─── Input records ───

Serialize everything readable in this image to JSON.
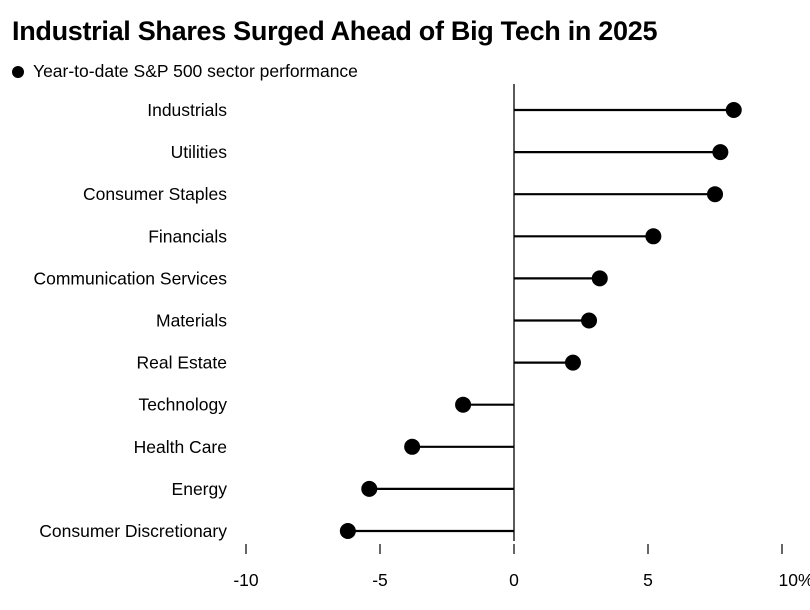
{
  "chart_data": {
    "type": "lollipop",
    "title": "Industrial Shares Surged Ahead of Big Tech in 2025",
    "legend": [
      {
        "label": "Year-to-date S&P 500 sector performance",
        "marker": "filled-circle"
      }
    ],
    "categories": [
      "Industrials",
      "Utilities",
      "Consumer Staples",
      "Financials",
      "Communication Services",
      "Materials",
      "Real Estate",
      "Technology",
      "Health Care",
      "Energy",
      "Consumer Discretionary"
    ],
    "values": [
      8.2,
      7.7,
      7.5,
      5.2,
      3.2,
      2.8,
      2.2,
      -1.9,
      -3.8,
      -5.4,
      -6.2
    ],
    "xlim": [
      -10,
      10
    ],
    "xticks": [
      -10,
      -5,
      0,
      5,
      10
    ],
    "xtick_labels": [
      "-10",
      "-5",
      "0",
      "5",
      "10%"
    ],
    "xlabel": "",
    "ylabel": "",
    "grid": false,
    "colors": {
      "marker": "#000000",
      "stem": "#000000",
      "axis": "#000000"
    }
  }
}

───
─── Input records ───

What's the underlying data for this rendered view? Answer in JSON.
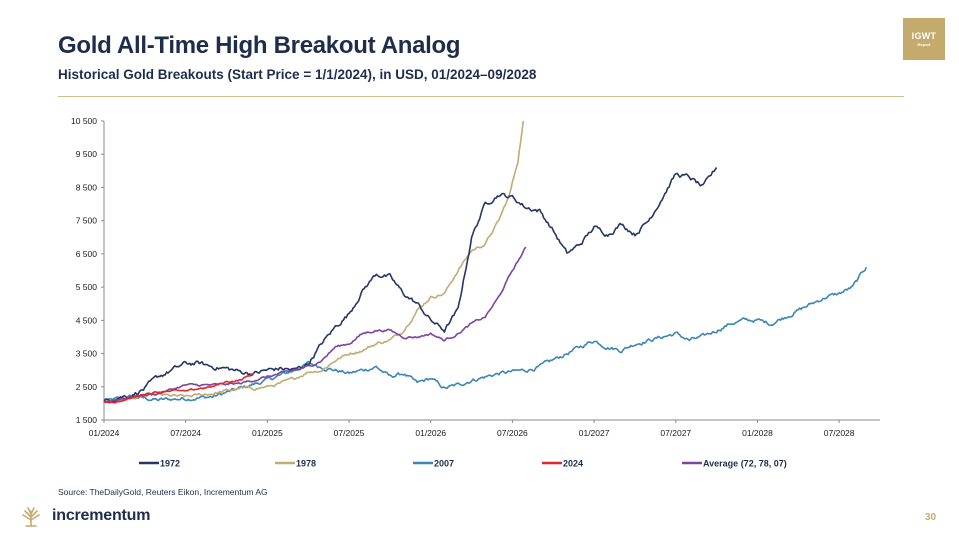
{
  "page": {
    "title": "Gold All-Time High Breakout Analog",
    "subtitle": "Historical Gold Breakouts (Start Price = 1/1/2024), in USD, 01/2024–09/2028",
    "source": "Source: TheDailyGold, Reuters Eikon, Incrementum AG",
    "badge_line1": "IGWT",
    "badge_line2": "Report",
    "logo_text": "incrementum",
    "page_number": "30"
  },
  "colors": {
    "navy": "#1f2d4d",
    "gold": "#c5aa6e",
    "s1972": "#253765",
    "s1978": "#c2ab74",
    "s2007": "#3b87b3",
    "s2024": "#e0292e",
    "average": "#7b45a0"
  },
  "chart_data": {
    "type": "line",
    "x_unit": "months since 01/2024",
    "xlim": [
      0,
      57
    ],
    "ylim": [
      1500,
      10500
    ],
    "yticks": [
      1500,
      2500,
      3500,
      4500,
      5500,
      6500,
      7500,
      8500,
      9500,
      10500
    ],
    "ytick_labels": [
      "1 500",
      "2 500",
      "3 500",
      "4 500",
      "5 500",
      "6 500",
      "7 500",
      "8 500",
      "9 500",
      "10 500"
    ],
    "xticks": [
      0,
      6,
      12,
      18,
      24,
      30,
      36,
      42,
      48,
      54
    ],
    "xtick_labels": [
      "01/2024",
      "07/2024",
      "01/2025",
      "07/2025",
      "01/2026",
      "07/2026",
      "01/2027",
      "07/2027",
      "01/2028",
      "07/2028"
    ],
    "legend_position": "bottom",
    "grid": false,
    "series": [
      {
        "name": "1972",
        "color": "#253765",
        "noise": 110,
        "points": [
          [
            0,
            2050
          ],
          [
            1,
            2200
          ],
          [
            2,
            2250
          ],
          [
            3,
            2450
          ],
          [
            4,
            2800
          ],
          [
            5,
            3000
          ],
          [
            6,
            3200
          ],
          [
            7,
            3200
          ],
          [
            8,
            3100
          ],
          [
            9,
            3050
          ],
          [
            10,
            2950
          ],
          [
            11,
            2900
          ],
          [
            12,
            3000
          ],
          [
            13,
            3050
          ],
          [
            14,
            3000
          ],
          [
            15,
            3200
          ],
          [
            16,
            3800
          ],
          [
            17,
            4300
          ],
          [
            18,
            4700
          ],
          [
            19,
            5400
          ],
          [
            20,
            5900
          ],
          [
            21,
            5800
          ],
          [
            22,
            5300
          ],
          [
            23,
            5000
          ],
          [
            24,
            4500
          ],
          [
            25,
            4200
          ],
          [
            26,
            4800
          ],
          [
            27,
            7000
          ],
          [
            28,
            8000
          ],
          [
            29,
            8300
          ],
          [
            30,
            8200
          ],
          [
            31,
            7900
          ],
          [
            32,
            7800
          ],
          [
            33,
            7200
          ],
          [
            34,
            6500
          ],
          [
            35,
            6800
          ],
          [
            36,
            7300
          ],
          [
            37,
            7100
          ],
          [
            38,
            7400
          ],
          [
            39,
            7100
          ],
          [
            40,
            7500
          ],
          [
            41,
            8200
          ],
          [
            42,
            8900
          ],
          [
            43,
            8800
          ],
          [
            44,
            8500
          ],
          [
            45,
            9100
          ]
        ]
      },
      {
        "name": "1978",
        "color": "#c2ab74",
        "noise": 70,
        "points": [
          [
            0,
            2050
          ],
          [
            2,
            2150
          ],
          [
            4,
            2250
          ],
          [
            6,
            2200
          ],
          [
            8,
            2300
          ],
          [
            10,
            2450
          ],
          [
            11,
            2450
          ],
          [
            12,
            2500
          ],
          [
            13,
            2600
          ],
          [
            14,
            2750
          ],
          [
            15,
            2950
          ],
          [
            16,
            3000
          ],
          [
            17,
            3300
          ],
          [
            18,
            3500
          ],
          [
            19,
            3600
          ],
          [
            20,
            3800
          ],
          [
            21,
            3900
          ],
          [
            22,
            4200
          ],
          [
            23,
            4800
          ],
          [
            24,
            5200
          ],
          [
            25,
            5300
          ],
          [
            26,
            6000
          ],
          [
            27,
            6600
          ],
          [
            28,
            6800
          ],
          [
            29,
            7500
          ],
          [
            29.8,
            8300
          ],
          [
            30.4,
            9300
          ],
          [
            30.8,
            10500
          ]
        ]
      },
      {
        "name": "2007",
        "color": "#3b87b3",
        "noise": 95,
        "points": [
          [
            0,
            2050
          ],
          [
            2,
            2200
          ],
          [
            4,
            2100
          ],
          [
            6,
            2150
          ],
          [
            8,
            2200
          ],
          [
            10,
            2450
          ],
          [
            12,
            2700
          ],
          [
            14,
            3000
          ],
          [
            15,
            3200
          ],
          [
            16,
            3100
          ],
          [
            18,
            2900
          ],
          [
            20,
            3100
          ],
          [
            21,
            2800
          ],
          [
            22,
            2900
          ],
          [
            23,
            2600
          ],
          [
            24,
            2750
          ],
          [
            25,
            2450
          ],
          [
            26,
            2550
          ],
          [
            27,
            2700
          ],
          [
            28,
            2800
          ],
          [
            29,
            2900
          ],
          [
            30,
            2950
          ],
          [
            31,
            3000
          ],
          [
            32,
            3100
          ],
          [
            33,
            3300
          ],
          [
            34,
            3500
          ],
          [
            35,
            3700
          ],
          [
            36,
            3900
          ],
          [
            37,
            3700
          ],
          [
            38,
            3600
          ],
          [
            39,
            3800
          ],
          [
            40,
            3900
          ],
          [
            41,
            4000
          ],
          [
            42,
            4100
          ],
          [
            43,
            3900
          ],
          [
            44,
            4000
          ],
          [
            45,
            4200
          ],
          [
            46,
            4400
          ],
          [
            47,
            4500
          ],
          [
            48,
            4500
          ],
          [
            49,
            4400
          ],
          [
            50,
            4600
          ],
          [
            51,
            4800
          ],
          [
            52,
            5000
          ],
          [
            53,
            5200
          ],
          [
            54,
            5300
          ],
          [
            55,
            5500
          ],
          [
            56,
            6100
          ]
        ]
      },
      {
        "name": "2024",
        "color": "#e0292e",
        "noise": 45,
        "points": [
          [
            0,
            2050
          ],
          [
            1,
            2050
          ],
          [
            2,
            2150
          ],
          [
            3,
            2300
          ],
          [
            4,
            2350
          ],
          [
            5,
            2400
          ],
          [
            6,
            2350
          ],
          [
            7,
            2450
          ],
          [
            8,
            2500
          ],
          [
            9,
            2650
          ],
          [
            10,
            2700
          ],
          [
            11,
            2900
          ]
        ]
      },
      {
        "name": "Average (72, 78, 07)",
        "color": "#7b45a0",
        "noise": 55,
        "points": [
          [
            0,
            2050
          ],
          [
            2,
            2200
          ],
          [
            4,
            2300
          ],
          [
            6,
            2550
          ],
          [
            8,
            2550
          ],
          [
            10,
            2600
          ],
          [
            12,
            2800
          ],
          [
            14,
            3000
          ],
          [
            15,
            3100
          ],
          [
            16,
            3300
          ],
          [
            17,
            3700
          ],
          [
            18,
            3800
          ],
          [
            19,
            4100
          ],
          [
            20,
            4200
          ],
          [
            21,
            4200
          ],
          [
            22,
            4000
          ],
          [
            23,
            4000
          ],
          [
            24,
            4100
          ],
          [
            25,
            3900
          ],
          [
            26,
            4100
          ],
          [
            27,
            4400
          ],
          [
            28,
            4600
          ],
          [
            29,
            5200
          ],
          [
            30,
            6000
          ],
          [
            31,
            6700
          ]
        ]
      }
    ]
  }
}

───

Written problem -> Each line above that holds the string "marker" should be copied and shown.

Solved problem ->
        "marker": "filled-circle"
      "marker": "#000000",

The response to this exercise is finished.